▶ _Directions for this task_
The listing below is to be output in its exact form.

▶ _Material for this task_
* * * * *

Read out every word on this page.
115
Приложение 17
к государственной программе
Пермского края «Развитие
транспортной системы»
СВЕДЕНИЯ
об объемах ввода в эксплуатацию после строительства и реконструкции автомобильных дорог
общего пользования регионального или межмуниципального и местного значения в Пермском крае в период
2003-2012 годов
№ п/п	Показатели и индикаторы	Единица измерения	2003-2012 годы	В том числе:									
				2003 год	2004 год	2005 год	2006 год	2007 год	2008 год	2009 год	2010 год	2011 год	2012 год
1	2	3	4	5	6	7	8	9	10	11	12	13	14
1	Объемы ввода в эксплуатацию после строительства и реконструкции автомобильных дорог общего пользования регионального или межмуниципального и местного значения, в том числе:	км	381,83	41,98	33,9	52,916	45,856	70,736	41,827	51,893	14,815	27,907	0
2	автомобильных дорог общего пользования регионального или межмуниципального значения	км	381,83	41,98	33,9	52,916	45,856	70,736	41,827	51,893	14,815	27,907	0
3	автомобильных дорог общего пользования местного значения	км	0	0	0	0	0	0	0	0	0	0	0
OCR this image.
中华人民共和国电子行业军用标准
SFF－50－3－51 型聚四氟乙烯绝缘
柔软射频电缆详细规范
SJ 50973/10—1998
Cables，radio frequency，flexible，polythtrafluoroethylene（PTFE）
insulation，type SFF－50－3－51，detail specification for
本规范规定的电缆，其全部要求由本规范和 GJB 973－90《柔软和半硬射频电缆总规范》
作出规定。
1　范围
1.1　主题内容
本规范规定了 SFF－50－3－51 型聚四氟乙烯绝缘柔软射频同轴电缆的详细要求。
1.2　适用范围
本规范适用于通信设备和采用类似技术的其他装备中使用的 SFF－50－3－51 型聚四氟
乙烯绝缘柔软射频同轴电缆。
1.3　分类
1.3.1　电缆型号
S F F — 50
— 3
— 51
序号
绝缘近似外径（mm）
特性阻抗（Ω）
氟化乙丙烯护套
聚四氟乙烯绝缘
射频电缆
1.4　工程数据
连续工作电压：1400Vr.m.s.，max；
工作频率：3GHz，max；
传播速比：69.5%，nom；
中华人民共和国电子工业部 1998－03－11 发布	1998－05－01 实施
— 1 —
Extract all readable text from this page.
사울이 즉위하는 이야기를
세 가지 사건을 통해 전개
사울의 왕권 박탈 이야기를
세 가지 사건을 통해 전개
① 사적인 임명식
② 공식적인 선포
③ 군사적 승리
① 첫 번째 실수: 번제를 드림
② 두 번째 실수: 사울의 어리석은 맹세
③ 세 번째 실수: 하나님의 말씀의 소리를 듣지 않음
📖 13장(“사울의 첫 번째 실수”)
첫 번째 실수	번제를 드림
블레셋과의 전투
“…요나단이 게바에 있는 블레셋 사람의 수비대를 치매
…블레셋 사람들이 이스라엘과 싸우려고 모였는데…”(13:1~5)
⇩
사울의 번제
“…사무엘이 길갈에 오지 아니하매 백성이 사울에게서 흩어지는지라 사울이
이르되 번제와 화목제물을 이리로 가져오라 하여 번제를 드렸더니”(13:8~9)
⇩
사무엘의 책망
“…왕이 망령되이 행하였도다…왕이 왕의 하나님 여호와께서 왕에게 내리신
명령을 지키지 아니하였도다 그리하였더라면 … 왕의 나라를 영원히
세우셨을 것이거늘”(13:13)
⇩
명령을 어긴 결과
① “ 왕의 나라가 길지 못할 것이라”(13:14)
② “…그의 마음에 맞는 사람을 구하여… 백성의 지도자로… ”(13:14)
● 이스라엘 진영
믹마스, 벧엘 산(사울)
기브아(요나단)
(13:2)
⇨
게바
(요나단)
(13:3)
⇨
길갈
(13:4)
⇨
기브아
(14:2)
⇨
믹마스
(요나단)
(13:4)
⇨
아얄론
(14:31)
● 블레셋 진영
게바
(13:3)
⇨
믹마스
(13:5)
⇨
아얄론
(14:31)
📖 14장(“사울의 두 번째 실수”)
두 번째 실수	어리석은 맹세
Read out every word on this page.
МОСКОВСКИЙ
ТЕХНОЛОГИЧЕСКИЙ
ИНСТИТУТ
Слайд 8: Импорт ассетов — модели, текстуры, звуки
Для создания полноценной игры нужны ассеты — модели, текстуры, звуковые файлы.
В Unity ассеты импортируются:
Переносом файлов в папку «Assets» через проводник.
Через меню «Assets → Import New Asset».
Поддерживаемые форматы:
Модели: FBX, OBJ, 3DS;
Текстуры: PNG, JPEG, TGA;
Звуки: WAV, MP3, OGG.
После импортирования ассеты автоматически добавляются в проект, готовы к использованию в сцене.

* * * * *

▶ _Result below_
Read out every word on this page.
115
Приложение 17
к государственной программе
Пермского края «Развитие
транспортной системы»
СВЕДЕНИЯ
об объемах ввода в эксплуатацию после строительства и реконструкции автомобильных дорог
общего пользования регионального или межмуниципального и местного значения в Пермском крае в период
2003-2012 годов
№ п/п	Показатели и индикаторы	Единица измерения	2003-2012 годы	В том числе:									
				2003 год	2004 год	2005 год	2006 год	2007 год	2008 год	2009 год	2010 год	2011 год	2012 год
1	2	3	4	5	6	7	8	9	10	11	12	13	14
1	Объемы ввода в эксплуатацию после строительства и реконструкции автомобильных дорог общего пользования регионального или межмуниципального и местного значения, в том числе:	км	381,83	41,98	33,9	52,916	45,856	70,736	41,827	51,893	14,815	27,907	0
2	автомобильных дорог общего пользования регионального или межмуниципального значения	км	381,83	41,98	33,9	52,916	45,856	70,736	41,827	51,893	14,815	27,907	0
3	автомобильных дорог общего пользования местного значения	км	0	0	0	0	0	0	0	0	0	0	0
OCR this image.
中华人民共和国电子行业军用标准
SFF－50－3－51 型聚四氟乙烯绝缘
柔软射频电缆详细规范
SJ 50973/10—1998
Cables，radio frequency，flexible，polythtrafluoroethylene（PTFE）
insulation，type SFF－50－3－51，detail specification for
本规范规定的电缆，其全部要求由本规范和 GJB 973－90《柔软和半硬射频电缆总规范》
作出规定。
1　范围
1.1　主题内容
本规范规定了 SFF－50－3－51 型聚四氟乙烯绝缘柔软射频同轴电缆的详细要求。
1.2　适用范围
本规范适用于通信设备和采用类似技术的其他装备中使用的 SFF－50－3－51 型聚四氟
乙烯绝缘柔软射频同轴电缆。
1.3　分类
1.3.1　电缆型号
S F F — 50
— 3
— 51
序号
绝缘近似外径（mm）
特性阻抗（Ω）
氟化乙丙烯护套
聚四氟乙烯绝缘
射频电缆
1.4　工程数据
连续工作电压：1400Vr.m.s.，max；
工作频率：3GHz，max；
传播速比：69.5%，nom；
中华人民共和国电子工业部 1998－03－11 发布	1998－05－01 实施
— 1 —
Extract all readable text from this page.
사울이 즉위하는 이야기를
세 가지 사건을 통해 전개
사울의 왕권 박탈 이야기를
세 가지 사건을 통해 전개
① 사적인 임명식
② 공식적인 선포
③ 군사적 승리
① 첫 번째 실수: 번제를 드림
② 두 번째 실수: 사울의 어리석은 맹세
③ 세 번째 실수: 하나님의 말씀의 소리를 듣지 않음
📖 13장(“사울의 첫 번째 실수”)
첫 번째 실수	번제를 드림
블레셋과의 전투
“…요나단이 게바에 있는 블레셋 사람의 수비대를 치매
…블레셋 사람들이 이스라엘과 싸우려고 모였는데…”(13:1~5)
⇩
사울의 번제
“…사무엘이 길갈에 오지 아니하매 백성이 사울에게서 흩어지는지라 사울이
이르되 번제와 화목제물을 이리로 가져오라 하여 번제를 드렸더니”(13:8~9)
⇩
사무엘의 책망
“…왕이 망령되이 행하였도다…왕이 왕의 하나님 여호와께서 왕에게 내리신
명령을 지키지 아니하였도다 그리하였더라면 … 왕의 나라를 영원히
세우셨을 것이거늘”(13:13)
⇩
명령을 어긴 결과
① “ 왕의 나라가 길지 못할 것이라”(13:14)
② “…그의 마음에 맞는 사람을 구하여… 백성의 지도자로… ”(13:14)
● 이스라엘 진영
믹마스, 벧엘 산(사울)
기브아(요나단)
(13:2)
⇨
게바
(요나단)
(13:3)
⇨
길갈
(13:4)
⇨
기브아
(14:2)
⇨
믹마스
(요나단)
(13:4)
⇨
아얄론
(14:31)
● 블레셋 진영
게바
(13:3)
⇨
믹마스
(13:5)
⇨
아얄론
(14:31)
📖 14장(“사울의 두 번째 실수”)
두 번째 실수	어리석은 맹세
Read out every word on this page.
МОСКОВСКИЙ
ТЕХНОЛОГИЧЕСКИЙ
ИНСТИТУТ
Слайд 8: Импорт ассетов — модели, текстуры, звуки
Для создания полноценной игры нужны ассеты — модели, текстуры, звуковые файлы.
В Unity ассеты импортируются:
Переносом файлов в папку «Assets» через проводник.
Через меню «Assets → Import New Asset».
Поддерживаемые форматы:
Модели: FBX, OBJ, 3DS;
Текстуры: PNG, JPEG, TGA;
Звуки: WAV, MP3, OGG.
После импортирования ассеты автоматически добавляются в проект, готовы к использованию в сцене.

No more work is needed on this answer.